■ Task description: Locate each line of the material that contains "subject", then return it.

(Figure contents as structured data)
======

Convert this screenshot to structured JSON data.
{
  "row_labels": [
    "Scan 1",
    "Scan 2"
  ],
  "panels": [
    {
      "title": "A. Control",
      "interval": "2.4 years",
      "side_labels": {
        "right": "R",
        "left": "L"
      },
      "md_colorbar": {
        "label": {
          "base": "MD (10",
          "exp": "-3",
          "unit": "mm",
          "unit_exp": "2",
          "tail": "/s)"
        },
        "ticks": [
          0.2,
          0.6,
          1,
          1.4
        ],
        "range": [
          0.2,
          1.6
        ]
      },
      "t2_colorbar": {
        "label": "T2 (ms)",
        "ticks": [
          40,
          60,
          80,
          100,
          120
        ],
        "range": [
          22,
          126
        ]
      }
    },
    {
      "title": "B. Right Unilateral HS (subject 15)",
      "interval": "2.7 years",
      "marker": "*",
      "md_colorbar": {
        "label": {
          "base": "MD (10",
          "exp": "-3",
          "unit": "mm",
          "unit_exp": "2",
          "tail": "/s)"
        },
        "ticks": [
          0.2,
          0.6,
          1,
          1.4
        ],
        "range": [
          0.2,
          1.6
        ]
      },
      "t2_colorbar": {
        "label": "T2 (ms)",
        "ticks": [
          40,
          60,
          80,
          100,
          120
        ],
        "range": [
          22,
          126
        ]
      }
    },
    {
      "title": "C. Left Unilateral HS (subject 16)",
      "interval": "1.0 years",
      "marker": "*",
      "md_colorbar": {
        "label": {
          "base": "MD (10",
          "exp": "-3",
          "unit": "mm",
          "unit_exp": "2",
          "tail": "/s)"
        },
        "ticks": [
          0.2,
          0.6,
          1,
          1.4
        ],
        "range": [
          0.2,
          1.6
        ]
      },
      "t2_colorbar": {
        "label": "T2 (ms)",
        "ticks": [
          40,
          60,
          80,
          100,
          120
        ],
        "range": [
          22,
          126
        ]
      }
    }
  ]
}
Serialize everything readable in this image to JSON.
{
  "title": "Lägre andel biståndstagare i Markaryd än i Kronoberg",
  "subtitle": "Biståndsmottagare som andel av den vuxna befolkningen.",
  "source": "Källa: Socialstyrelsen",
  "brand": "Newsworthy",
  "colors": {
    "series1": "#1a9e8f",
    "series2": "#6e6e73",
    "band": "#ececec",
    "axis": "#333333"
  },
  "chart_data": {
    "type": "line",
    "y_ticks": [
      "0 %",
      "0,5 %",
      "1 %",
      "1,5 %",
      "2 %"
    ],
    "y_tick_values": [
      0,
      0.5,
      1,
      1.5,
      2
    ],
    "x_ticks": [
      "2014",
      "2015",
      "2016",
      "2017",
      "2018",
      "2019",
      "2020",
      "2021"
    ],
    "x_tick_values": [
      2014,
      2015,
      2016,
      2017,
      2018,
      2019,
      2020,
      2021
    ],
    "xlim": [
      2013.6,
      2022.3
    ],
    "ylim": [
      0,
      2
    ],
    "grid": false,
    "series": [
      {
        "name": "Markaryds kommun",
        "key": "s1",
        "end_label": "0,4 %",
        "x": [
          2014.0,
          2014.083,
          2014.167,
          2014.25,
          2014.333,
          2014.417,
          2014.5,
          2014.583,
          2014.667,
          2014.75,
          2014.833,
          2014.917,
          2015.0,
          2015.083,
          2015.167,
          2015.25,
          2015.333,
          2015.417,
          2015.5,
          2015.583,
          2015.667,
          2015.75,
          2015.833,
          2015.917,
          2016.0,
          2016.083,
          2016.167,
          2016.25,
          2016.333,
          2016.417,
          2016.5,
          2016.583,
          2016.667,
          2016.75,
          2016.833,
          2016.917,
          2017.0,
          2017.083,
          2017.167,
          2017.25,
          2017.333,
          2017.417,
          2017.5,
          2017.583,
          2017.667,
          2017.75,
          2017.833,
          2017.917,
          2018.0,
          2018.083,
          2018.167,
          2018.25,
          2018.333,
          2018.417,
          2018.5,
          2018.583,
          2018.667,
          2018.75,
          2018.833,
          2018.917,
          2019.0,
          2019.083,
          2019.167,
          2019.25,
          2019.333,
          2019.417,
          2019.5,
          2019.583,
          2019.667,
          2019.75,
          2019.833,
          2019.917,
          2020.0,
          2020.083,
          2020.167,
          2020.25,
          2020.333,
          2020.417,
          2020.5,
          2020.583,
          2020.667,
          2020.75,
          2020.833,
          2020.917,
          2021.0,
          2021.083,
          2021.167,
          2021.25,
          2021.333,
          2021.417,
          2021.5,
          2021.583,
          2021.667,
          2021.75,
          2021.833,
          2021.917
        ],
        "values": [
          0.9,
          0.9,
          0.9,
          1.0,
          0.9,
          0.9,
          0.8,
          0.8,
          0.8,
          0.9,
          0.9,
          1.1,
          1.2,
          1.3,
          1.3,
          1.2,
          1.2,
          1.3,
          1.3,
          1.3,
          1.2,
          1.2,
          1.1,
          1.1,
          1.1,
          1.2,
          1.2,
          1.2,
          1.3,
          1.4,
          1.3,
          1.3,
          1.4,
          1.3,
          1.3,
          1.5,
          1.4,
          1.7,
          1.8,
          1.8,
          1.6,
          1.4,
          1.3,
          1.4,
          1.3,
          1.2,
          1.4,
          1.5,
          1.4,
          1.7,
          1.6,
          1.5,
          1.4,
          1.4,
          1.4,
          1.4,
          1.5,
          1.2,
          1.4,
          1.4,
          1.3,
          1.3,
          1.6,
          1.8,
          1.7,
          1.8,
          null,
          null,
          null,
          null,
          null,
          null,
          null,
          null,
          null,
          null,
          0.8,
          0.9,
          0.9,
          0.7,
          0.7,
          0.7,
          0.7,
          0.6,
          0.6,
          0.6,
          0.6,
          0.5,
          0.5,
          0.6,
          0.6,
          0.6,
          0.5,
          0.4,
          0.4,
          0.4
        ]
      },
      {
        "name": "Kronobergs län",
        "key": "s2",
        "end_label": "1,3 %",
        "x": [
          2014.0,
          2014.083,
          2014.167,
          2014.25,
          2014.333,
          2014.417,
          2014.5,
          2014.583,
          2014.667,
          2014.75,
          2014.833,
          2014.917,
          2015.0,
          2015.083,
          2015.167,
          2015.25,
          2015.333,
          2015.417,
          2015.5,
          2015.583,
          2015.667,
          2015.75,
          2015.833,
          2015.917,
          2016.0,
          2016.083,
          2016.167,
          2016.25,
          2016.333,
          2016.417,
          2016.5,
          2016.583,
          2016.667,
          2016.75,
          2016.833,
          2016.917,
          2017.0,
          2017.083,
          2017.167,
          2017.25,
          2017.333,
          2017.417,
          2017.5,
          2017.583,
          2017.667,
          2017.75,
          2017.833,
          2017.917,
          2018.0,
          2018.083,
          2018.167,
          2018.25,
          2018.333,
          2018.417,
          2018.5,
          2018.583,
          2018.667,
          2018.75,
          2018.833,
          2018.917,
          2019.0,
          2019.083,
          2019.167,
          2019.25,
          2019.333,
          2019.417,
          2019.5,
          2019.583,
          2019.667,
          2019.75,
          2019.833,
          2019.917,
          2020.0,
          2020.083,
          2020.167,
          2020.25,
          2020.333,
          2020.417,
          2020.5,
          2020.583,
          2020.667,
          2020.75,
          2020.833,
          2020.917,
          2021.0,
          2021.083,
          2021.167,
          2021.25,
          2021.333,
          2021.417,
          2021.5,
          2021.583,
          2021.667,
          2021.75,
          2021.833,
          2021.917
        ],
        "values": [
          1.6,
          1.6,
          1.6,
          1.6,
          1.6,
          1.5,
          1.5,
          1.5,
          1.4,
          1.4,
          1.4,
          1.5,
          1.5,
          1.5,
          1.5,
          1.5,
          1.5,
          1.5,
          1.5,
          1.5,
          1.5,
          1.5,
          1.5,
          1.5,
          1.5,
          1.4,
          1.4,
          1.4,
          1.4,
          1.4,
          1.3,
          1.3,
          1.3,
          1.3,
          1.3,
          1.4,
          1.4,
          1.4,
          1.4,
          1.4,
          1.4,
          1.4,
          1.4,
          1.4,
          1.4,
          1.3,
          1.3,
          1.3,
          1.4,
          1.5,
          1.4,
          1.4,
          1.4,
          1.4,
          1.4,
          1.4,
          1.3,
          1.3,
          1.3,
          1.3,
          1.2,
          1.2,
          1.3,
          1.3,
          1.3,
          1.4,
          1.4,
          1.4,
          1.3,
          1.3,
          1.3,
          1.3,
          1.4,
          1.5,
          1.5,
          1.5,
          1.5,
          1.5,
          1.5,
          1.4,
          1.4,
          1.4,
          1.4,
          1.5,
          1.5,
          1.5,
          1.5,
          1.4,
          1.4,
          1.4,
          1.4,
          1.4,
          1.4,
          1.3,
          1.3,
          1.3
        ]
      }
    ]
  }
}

======

■ Written answer:
      "title": "B. Right Unilateral HS (subject 15)",
      "title": "C. Left Unilateral HS (subject 16)",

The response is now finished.